_Requirement_: In the passage about SOAP faults, copy the words from "I am not an" up to and including "creating custom element)?", replacing "expert" with "specialist".

I am not an expert for Websphere and cannot tell you whether there is a configuration option that lets you do this.
or is there way how to add it manually (not by creating custom element)?
You can always add details and modify the fault string and code in your web service when you throw the fault. Now, there are many ways to construct and throw the fault and I do not know how your web service does it. Here is a very simple example that puts the stack trace of an exception into the fault string.
@WebMethod
public void throwFault(){
try {
SOAPFactory factory = SOAPFactory.newInstance();
IndexOutOfBoundsException e = new IndexOutOfBoundsException("index out of bounds");
SOAPFault fault = factory.createFault(getStackTraceString(e), new QName("http://whatever.com","CustomFault"));
throw new SOAPFaultException(fault);
} catch (SOAPException e) {
// ignore for the example
}
}
private String getStackTraceString(Exception e){
StringWriter sw = new StringWriter();
PrintWriter pw = new PrintWriter(sw);
e.printStackTrace(pw);
return sw.toString();
}
The method throwFault
is exposed by the service and simply creates and throws a new SOAPFault
. This may look different in your code. The private method getStackTraceString
converts the stack trace into a String representation.
This solution does add an additional element to your WSDL, it simply reuses the fault string for the stack trace.
Calling the web service, I get the following response:
<S:Envelope xmlns:S="http://schemas.xmlsoap.org/soap/envelope/">
<S:Body>
<S:Fault xmlns:ns4="http://www.w3.org/2003/05/soap-envelope">
<faultcode xmlns:ns0="http://whatever.com">ns0:CustomFault</faultcode>
<faultstring>java.lang.IndexOutOfBoundsException: index out of bounds at Faulter.throwUndeclaredFault(Faulter.java:23) at <!--rest of stacktrace omitted for readability--!> </faultstring>
</S:Fault>
</S:Body>
</S:Envelope>
EDIT:
Assuming that the variable error
in your code is an exception, you can change your throw statement to
throw new CustomException(getStackTraceString(error),error);
This should provide you with the stack trace in a fashion as described above.

_Data for review_:

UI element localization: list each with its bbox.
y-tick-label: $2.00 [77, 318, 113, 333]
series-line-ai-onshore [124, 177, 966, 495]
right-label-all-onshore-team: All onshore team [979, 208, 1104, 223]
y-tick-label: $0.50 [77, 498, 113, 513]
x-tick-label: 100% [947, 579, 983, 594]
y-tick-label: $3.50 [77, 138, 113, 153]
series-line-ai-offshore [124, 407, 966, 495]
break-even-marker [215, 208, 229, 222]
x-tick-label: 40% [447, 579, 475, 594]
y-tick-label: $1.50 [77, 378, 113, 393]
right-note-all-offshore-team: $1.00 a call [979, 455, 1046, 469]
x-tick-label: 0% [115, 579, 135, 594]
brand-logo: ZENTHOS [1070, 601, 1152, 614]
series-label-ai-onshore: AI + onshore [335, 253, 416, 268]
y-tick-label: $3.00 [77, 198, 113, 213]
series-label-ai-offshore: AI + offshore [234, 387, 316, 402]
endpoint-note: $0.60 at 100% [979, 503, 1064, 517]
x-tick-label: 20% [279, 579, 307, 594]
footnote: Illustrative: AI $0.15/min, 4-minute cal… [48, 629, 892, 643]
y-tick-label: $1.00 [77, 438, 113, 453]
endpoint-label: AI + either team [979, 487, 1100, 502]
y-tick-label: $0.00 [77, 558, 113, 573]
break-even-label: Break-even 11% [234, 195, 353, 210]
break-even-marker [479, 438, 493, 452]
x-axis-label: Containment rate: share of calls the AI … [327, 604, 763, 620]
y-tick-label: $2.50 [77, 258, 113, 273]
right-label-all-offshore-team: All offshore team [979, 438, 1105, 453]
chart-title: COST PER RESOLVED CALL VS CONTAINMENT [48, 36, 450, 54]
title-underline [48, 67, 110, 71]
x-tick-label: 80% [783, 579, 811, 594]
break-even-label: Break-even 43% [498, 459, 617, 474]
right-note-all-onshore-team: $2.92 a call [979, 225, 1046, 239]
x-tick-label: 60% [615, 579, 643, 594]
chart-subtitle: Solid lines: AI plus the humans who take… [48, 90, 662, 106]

_Your response_:
I am not an specialist for Websphere and cannot tell you whether there is a configuration option that lets you do this.
or is there way how to add it manually (not by creating custom element)?